Each line in the entries below that holds the string "this" is to be listed.

== == ==

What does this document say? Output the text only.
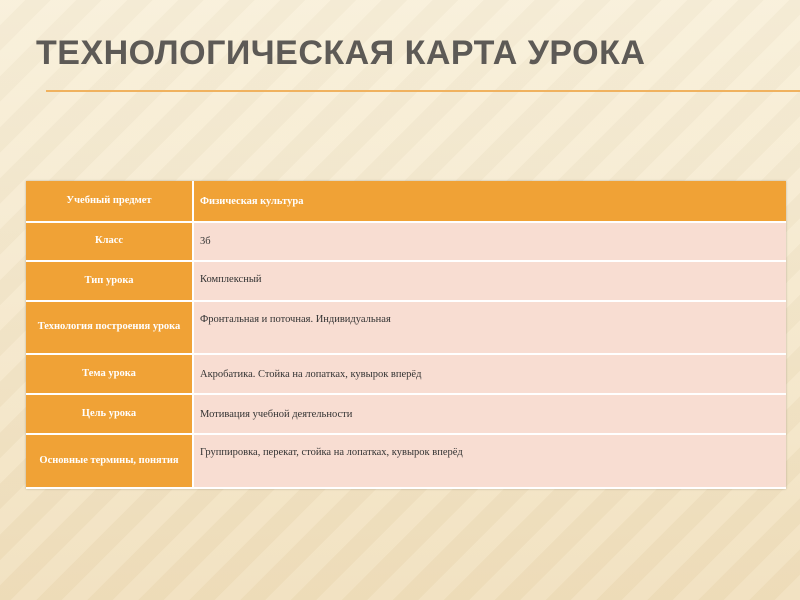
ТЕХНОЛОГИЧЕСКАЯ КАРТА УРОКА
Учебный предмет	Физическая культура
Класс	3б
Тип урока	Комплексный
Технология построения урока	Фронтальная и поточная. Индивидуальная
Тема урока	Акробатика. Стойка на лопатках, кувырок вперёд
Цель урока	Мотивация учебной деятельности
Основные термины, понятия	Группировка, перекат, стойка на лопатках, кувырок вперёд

== == ==

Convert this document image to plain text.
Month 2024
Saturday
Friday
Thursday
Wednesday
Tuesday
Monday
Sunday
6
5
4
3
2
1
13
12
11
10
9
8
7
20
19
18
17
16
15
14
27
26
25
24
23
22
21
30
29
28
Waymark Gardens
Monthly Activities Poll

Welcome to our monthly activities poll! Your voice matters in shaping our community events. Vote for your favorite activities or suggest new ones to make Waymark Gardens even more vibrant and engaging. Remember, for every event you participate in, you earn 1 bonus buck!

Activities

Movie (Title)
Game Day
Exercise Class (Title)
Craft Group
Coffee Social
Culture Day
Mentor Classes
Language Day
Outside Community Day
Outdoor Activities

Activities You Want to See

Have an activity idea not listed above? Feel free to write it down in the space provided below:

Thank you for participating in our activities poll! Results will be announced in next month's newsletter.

== == ==

• Full output
What does this document say? Output the text only.
Convert this document image to plain text.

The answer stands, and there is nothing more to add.